- [Goal] Can you copy every one of the rows below, character for character, without changing anything?

- [Records for the task]
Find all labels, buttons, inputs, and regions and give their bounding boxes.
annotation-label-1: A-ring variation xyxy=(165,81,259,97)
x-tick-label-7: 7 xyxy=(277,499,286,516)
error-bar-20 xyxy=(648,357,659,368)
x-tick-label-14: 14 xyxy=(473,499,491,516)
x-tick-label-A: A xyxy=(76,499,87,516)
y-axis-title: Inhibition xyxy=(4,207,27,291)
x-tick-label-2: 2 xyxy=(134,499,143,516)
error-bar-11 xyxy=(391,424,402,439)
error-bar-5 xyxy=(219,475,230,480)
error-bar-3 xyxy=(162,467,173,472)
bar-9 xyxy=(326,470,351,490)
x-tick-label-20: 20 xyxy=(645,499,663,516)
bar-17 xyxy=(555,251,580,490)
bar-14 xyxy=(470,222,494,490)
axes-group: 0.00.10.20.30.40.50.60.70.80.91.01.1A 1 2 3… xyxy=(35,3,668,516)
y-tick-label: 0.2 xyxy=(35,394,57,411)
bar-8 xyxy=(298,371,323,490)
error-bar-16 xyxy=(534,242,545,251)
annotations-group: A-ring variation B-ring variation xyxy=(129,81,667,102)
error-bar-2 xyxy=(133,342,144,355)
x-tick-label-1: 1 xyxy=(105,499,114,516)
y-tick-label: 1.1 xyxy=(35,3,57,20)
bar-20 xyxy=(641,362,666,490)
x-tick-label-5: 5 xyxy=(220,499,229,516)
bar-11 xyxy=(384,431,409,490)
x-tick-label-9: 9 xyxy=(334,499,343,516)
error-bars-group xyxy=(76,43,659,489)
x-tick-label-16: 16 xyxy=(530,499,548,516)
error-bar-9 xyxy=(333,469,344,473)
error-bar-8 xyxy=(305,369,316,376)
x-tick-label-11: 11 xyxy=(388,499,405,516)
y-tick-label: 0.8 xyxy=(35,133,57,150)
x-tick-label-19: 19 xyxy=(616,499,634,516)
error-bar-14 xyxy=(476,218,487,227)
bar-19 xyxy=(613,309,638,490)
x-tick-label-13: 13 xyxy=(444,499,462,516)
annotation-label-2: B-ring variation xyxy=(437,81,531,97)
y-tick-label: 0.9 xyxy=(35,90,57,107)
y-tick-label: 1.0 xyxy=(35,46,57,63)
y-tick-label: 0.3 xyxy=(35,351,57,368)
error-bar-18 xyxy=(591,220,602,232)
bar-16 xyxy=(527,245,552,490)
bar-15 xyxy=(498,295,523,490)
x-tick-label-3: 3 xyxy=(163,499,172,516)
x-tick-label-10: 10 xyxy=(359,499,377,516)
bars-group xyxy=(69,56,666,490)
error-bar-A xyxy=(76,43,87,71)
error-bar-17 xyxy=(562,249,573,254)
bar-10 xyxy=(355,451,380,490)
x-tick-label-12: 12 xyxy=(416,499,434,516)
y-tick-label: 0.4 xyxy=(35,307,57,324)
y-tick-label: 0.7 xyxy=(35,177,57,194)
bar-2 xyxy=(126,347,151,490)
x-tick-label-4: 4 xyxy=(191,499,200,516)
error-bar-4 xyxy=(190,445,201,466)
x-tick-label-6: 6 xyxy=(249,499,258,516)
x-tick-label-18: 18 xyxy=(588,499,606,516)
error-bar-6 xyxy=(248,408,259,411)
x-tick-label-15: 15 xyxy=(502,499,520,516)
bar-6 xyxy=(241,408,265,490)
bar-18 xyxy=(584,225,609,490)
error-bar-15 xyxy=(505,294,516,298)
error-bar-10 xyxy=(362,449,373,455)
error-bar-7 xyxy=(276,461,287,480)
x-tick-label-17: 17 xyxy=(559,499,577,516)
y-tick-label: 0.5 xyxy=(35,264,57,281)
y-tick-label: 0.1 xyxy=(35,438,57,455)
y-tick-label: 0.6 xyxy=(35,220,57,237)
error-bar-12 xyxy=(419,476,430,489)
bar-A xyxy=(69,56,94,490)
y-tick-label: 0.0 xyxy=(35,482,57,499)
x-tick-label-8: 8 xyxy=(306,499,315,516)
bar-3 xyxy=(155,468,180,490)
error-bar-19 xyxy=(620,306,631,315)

- [Written response]
Find all labels, buttons, inputs, and regions and give their bounding boxes.
annotation-label-1: A-ring variation xyxy=(165,81,259,97)
x-tick-label-7: 7 xyxy=(277,499,286,516)
error-bar-20 xyxy=(648,357,659,368)
x-tick-label-14: 14 xyxy=(473,499,491,516)
x-tick-label-A: A xyxy=(76,499,87,516)
y-axis-title: Inhibition xyxy=(4,207,27,291)
x-tick-label-2: 2 xyxy=(134,499,143,516)
error-bar-11 xyxy=(391,424,402,439)
error-bar-5 xyxy=(219,475,230,480)
error-bar-3 xyxy=(162,467,173,472)
bar-9 xyxy=(326,470,351,490)
x-tick-label-20: 20 xyxy=(645,499,663,516)
bar-17 xyxy=(555,251,580,490)
bar-14 xyxy=(470,222,494,490)
axes-group: 0.00.10.20.30.40.50.60.70.80.91.01.1A 1 2 3… xyxy=(35,3,668,516)
y-tick-label: 0.2 xyxy=(35,394,57,411)
bar-8 xyxy=(298,371,323,490)
error-bar-16 xyxy=(534,242,545,251)
annotations-group: A-ring variation B-ring variation xyxy=(129,81,667,102)
error-bar-2 xyxy=(133,342,144,355)
x-tick-label-1: 1 xyxy=(105,499,114,516)
y-tick-label: 1.1 xyxy=(35,3,57,20)
bar-20 xyxy=(641,362,666,490)
x-tick-label-5: 5 xyxy=(220,499,229,516)
bar-11 xyxy=(384,431,409,490)
x-tick-label-9: 9 xyxy=(334,499,343,516)
error-bars-group xyxy=(76,43,659,489)
x-tick-label-16: 16 xyxy=(530,499,548,516)
error-bar-9 xyxy=(333,469,344,473)
error-bar-8 xyxy=(305,369,316,376)
x-tick-label-11: 11 xyxy=(388,499,405,516)
y-tick-label: 0.8 xyxy=(35,133,57,150)
x-tick-label-19: 19 xyxy=(616,499,634,516)
error-bar-14 xyxy=(476,218,487,227)
bar-19 xyxy=(613,309,638,490)
x-tick-label-13: 13 xyxy=(444,499,462,516)
annotation-label-2: B-ring variation xyxy=(437,81,531,97)
y-tick-label: 0.9 xyxy=(35,90,57,107)
y-tick-label: 1.0 xyxy=(35,46,57,63)
y-tick-label: 0.3 xyxy=(35,351,57,368)
error-bar-18 xyxy=(591,220,602,232)
bar-16 xyxy=(527,245,552,490)
bar-15 xyxy=(498,295,523,490)
x-tick-label-3: 3 xyxy=(163,499,172,516)
x-tick-label-10: 10 xyxy=(359,499,377,516)
bars-group xyxy=(69,56,666,490)
error-bar-A xyxy=(76,43,87,71)
error-bar-17 xyxy=(562,249,573,254)
bar-10 xyxy=(355,451,380,490)
x-tick-label-12: 12 xyxy=(416,499,434,516)
y-tick-label: 0.4 xyxy=(35,307,57,324)
y-tick-label: 0.7 xyxy=(35,177,57,194)
bar-2 xyxy=(126,347,151,490)
x-tick-label-4: 4 xyxy=(191,499,200,516)
error-bar-4 xyxy=(190,445,201,466)
x-tick-label-6: 6 xyxy=(249,499,258,516)
x-tick-label-18: 18 xyxy=(588,499,606,516)
error-bar-6 xyxy=(248,408,259,411)
x-tick-label-15: 15 xyxy=(502,499,520,516)
bar-6 xyxy=(241,408,265,490)
bar-18 xyxy=(584,225,609,490)
error-bar-15 xyxy=(505,294,516,298)
error-bar-10 xyxy=(362,449,373,455)
error-bar-7 xyxy=(276,461,287,480)
x-tick-label-17: 17 xyxy=(559,499,577,516)
y-tick-label: 0.5 xyxy=(35,264,57,281)
y-tick-label: 0.1 xyxy=(35,438,57,455)
y-tick-label: 0.6 xyxy=(35,220,57,237)
error-bar-12 xyxy=(419,476,430,489)
bar-A xyxy=(69,56,94,490)
y-tick-label: 0.0 xyxy=(35,482,57,499)
x-tick-label-8: 8 xyxy=(306,499,315,516)
bar-3 xyxy=(155,468,180,490)
error-bar-19 xyxy=(620,306,631,315)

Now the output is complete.